(Entries with figure data)
+--
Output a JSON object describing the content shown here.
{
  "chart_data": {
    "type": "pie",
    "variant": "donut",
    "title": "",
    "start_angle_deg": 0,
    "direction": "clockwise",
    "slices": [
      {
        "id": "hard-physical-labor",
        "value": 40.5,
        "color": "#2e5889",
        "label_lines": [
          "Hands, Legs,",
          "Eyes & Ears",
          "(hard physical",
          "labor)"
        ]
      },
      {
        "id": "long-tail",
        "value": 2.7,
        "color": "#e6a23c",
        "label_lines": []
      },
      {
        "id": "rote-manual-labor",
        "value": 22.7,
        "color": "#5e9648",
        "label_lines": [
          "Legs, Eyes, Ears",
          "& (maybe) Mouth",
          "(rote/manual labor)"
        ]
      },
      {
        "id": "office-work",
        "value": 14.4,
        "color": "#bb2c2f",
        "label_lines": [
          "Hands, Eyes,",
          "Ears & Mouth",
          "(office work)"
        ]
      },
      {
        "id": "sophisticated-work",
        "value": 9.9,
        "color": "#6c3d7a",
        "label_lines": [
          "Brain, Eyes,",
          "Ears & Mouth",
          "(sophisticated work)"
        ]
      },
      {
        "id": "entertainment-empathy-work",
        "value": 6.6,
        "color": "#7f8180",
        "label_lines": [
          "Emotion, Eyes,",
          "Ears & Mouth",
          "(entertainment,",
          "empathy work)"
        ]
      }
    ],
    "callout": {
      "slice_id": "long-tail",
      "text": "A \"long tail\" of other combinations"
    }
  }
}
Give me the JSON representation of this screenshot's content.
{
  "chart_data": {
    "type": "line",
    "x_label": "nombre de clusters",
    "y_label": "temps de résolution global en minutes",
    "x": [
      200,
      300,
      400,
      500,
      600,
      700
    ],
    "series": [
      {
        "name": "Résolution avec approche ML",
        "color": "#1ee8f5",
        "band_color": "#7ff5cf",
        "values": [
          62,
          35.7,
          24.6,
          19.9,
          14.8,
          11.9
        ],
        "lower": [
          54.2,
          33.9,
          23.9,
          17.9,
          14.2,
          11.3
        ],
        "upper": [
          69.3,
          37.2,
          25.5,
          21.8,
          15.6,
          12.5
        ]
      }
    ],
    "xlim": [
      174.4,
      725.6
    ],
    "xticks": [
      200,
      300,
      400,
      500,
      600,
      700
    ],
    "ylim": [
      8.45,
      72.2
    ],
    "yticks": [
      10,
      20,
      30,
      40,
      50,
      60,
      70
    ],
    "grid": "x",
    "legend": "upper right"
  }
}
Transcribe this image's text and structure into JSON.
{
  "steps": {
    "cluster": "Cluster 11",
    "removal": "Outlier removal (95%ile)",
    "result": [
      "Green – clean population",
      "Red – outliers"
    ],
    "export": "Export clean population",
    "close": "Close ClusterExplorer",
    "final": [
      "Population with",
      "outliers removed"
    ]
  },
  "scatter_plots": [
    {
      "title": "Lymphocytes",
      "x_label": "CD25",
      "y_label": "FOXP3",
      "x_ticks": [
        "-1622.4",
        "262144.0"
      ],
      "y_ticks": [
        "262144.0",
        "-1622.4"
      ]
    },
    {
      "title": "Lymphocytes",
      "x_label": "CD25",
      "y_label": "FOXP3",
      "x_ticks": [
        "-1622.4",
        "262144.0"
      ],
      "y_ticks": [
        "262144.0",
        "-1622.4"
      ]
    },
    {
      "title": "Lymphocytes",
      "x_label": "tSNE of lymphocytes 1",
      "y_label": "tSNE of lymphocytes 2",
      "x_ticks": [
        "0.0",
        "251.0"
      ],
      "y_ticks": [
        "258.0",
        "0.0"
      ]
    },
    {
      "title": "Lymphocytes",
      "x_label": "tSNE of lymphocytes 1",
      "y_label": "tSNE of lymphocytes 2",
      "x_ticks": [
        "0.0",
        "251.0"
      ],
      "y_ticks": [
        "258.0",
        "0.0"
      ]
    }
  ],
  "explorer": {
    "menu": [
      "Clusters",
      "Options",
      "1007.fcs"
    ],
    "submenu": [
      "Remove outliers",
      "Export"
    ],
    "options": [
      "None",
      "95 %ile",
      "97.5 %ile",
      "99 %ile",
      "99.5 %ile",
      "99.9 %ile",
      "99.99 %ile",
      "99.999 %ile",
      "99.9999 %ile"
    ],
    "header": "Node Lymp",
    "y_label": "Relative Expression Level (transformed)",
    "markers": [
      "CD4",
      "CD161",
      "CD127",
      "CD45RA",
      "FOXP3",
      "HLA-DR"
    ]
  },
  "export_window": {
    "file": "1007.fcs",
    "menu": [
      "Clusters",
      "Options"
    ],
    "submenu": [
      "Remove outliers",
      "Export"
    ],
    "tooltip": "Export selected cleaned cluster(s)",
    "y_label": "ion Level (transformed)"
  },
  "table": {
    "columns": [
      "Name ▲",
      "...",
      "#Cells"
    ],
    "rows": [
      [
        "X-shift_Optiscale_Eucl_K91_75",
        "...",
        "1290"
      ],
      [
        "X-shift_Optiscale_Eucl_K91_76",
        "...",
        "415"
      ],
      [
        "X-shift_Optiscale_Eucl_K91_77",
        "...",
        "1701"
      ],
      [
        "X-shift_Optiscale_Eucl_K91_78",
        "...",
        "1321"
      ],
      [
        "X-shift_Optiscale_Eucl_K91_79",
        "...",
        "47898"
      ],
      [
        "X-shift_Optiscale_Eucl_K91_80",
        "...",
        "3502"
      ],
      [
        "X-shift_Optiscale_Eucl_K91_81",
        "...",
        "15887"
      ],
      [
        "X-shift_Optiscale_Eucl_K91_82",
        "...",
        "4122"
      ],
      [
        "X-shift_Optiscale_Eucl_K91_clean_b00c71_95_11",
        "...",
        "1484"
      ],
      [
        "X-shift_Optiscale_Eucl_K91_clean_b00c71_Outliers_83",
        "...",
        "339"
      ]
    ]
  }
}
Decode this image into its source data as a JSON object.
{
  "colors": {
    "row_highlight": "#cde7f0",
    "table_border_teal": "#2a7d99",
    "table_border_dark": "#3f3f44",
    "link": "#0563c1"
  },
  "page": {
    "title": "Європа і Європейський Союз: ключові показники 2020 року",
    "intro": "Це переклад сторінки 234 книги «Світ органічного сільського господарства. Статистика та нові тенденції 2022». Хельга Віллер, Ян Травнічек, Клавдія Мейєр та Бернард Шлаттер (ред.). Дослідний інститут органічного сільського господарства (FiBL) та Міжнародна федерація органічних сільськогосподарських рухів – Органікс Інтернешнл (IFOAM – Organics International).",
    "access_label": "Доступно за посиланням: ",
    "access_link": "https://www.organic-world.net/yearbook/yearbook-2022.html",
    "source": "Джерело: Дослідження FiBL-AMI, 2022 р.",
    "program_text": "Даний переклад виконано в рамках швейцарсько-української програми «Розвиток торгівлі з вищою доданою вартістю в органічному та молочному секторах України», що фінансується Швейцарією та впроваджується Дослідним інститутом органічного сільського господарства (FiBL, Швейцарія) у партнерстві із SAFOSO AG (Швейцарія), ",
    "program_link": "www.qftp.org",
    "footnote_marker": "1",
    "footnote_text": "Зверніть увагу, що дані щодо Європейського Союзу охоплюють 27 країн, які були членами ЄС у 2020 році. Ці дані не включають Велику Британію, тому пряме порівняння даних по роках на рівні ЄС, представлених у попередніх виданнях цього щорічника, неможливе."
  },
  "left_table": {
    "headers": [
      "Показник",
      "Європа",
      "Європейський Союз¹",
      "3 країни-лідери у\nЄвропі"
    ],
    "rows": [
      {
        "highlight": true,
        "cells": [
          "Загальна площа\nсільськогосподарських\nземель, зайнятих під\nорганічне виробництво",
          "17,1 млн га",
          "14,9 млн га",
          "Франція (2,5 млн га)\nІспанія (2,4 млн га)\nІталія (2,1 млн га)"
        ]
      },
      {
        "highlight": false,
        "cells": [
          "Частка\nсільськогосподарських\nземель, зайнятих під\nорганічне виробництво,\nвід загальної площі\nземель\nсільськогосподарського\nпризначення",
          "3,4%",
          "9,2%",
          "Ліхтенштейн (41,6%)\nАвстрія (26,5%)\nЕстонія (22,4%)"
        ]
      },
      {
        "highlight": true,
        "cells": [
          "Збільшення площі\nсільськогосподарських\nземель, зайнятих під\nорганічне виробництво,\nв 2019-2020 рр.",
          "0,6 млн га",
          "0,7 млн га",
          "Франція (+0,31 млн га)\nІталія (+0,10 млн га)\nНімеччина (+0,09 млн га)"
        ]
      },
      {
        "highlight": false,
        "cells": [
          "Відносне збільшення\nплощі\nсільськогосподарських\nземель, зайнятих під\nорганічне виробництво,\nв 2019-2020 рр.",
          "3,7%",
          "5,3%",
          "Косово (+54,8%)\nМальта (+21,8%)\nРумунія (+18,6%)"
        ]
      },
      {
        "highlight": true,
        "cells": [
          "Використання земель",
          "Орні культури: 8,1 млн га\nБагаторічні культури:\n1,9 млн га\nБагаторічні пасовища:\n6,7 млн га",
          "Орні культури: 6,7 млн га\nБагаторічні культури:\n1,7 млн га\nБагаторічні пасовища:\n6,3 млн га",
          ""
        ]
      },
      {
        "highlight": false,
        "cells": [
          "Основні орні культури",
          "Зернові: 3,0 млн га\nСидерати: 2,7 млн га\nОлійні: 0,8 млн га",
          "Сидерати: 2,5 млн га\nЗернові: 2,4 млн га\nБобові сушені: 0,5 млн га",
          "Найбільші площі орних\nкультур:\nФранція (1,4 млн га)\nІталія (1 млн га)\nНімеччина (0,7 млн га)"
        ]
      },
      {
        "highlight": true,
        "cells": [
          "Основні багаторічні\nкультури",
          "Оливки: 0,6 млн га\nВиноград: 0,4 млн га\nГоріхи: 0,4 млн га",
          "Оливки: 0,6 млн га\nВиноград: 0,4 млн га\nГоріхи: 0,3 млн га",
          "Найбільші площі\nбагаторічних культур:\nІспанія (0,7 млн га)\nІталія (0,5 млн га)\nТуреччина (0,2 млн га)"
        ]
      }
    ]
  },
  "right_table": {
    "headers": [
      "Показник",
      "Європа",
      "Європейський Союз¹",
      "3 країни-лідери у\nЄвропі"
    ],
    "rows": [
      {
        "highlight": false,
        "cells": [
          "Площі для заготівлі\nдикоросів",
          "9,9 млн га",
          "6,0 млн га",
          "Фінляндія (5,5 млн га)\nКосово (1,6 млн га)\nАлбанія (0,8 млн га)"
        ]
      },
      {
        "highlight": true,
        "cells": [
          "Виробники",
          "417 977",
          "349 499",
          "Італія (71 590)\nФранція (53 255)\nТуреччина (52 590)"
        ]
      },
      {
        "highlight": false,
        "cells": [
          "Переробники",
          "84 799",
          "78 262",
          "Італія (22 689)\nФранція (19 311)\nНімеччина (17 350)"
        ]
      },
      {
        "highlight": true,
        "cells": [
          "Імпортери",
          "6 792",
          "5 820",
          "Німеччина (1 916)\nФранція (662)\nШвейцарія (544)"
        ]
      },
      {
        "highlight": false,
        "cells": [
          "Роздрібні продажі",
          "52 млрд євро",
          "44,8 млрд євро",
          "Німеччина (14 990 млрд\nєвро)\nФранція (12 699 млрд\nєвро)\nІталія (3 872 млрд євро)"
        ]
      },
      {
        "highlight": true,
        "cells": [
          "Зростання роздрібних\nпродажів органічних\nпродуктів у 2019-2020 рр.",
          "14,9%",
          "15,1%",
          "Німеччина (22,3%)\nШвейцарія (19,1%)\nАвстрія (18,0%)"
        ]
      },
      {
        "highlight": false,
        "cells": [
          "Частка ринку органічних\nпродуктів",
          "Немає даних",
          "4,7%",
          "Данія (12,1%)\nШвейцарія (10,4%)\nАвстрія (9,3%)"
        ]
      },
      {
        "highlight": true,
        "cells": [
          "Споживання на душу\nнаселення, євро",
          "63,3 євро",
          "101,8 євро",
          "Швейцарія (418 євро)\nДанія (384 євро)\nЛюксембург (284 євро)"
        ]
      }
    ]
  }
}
+--
Answer only with how many lines in the records include "entertainment".

2